• _Provided passage_:
○ ○ ○ ○
Most Popular Sports
All Sports
Show All

Arsenal save the worst for last under Arsene Wenger, but record mauling was years in the making

Desmond Kane

Updated 08/03/2017 at 08:37 GMT

Arsenal's humiliating 10-2 aggregate defeat by Bayern Munich in the Champions League last 16 has been prompted by a board who celebrate profits more than prizes, writes Desmond Kane.

Arsenal's Granit Xhaka looks dejected after the game.

Image credit: Eurosport


Blame Arsene Wenger, blame the players or blame the board. Somebody has to be man enough to take the blame for this despairing night of utter hopelessness.
If any morsel of good taste can come from an infamous 5-1 filleting by Bayern Munich at the Emirates Stadium, it comes in the hope that something has to change at a club that is paying a severe price for a chronic lack of ambition. A club that has forgotten its purpose as a football club, where profits are celebrated above winning prizes.
Losing 10-2 over two legs is the worst savaging suffered by any English team in the history of this tournament. A level of defeat that was never supposed to visit the doorstep of a club from the world's richest, most self-satisfied and smuggest league. This is not only embarrassing, it is for eternity.
The lop-sided nature of the match was a bit like turning up at a funeral three weeks after the corpse had been buried. Only to exhume the body then bury it again.
Arsenal were left for dead in Munich in the first leg three weeks ago, lowered into the ground by Carlo Ancelotti's slick Bayern and all their Teutonic goodness, but some frothy home fans marching on the Emirates demanding Wenger's head decided they might as well have a wake anyway.
They must have been soothsayers because nobody saw Arsenal suffering another deathly, ghastly blow at their own joint.
Wenger had called on Arsenal to produce “a mixture of lucid rage... total commitment, but not a silly one because you have as well, in our game, always to make intelligent decisions".
In such a respect, Laurent Koscienly was found wanting even if he should not have been sent off.
picture

Arsene Wenger watches Arsenal lose 5-1 to Bayern Munich

Image credit: Reuters

Theo Walcott’s opening goal on 20 minutes suggested a pulse still existed until Koscielny’s late tackle on Robert Lewandowski on 54 minutes prompted another hugely distressing collapse.
Koscienly was harshly dismissed by Greek referee Tasos Sidiropoulos before Lewandowski converted the penalty. The final 35 minutes saw Bayern Munich administer the last rites, probably to Wenger's 21-year run as coach, with Arjen Robben, Douglas Costa and a couple from Arturo Vidal in the final 10 minutes burying alive the 10 men as thousands of wilting home fans drifted away long before the end.
They are all a product of our times, a support who have been educated on the mantra that finishing in the top four on a yearly basis is acceptable. Well, here was sport and football doling out a lesson in its rawest form about what happens when true desire is allowed to die.
Wenger later reminded you a bit of the late Kenneth Williams playing Julius Caesar in Carry on Cleo – "Infamy, infamy, they've all got it in infamy for me" – by blaming Sidiropoulos. What a Carry On.
○ ○ ○ ○
• _Records shown_:
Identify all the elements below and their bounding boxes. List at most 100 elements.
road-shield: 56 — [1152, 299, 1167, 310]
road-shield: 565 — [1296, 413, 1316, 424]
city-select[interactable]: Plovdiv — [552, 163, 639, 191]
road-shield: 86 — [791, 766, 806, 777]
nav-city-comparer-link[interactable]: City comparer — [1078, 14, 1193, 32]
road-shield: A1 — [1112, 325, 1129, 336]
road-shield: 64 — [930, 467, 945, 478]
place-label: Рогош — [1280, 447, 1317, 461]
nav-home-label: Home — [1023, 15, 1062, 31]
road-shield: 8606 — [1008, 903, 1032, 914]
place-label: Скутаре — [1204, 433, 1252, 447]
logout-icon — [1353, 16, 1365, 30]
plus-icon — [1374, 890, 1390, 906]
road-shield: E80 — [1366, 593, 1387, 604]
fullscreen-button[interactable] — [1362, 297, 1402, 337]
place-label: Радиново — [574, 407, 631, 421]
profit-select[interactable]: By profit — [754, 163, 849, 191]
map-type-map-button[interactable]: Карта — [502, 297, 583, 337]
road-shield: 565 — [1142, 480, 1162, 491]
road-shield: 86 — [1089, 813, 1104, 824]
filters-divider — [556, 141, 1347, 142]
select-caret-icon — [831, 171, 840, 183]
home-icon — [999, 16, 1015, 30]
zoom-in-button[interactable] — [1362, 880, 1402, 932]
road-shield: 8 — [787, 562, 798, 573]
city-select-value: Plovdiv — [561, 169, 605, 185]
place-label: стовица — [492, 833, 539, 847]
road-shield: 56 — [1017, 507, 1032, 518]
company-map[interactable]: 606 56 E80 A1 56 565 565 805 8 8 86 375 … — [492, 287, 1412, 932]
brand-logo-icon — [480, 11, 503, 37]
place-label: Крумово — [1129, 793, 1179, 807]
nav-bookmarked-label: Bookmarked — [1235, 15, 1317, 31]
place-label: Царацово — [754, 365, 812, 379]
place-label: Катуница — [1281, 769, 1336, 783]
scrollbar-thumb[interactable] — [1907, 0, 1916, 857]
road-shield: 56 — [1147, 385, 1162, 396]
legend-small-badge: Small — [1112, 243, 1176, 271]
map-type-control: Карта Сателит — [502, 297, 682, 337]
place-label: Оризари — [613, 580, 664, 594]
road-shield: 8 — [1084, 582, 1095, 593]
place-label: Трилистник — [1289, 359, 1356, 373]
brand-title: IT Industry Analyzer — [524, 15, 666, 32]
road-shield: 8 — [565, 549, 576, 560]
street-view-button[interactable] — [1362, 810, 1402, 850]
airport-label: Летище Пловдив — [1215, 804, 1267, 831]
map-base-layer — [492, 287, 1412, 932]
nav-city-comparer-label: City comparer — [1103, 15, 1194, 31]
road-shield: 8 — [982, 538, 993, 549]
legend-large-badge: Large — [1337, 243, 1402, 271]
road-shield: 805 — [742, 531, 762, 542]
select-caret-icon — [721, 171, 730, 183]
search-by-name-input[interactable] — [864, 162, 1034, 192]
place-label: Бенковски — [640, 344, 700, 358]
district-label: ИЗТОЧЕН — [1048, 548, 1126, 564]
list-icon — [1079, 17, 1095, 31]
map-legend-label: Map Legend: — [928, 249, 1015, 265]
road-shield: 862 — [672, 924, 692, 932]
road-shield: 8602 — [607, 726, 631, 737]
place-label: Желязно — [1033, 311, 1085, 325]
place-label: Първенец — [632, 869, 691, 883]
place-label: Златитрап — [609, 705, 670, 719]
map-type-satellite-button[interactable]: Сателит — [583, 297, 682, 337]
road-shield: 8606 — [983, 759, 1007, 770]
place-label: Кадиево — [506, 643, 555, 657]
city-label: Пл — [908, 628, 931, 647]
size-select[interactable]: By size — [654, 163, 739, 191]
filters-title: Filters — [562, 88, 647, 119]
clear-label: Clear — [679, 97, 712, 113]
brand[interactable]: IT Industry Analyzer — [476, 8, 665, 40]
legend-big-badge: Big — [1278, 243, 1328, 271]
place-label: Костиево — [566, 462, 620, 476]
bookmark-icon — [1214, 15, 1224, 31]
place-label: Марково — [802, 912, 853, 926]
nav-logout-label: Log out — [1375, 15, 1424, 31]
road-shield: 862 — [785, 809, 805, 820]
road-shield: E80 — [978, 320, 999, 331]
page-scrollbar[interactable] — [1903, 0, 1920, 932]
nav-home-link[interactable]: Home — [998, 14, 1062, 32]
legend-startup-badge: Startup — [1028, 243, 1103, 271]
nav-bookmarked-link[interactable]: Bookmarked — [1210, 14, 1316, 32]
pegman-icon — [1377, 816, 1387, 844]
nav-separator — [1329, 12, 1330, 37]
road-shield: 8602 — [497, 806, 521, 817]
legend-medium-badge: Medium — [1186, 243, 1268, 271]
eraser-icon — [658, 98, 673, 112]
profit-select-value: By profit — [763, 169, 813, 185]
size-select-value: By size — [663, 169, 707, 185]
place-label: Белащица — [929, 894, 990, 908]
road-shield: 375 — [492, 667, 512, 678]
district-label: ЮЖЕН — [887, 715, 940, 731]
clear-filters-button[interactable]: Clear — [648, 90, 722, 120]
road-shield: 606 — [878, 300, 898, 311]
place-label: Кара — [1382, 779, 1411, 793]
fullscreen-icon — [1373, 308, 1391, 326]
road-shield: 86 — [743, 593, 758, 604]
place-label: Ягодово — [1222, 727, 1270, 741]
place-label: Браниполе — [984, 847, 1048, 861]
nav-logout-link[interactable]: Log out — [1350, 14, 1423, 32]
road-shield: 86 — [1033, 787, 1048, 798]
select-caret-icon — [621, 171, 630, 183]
○ ○ ○ ○
• _To-do list_:
(a) According to the Arsenal article, who scored Arsenal's opening goal against Bayern Munich, and in which minute?
(b) Copy out everything in the Arsenal article from "Arsenal's humiliating 10-2" down to "above winning prizes.".
Work only from the Arsenal article, not from the material.

• _Expected results_:
(a) Theo Walcott, on 20 minutes.

(b)
Arsenal's humiliating 10-2 aggregate defeat by Bayern Munich in the Champions League last 16 has been prompted by a board who celebrate profits more than prizes, writes Desmond Kane.

Arsenal's Granit Xhaka looks dejected after the game.

Image credit: Eurosport


Blame Arsene Wenger, blame the players or blame the board. Somebody has to be man enough to take the blame for this despairing night of utter hopelessness.
If any morsel of good taste can come from an infamous 5-1 filleting by Bayern Munich at the Emirates Stadium, it comes in the hope that something has to change at a club that is paying a severe price for a chronic lack of ambition. A club that has forgotten its purpose as a football club, where profits are celebrated above winning prizes.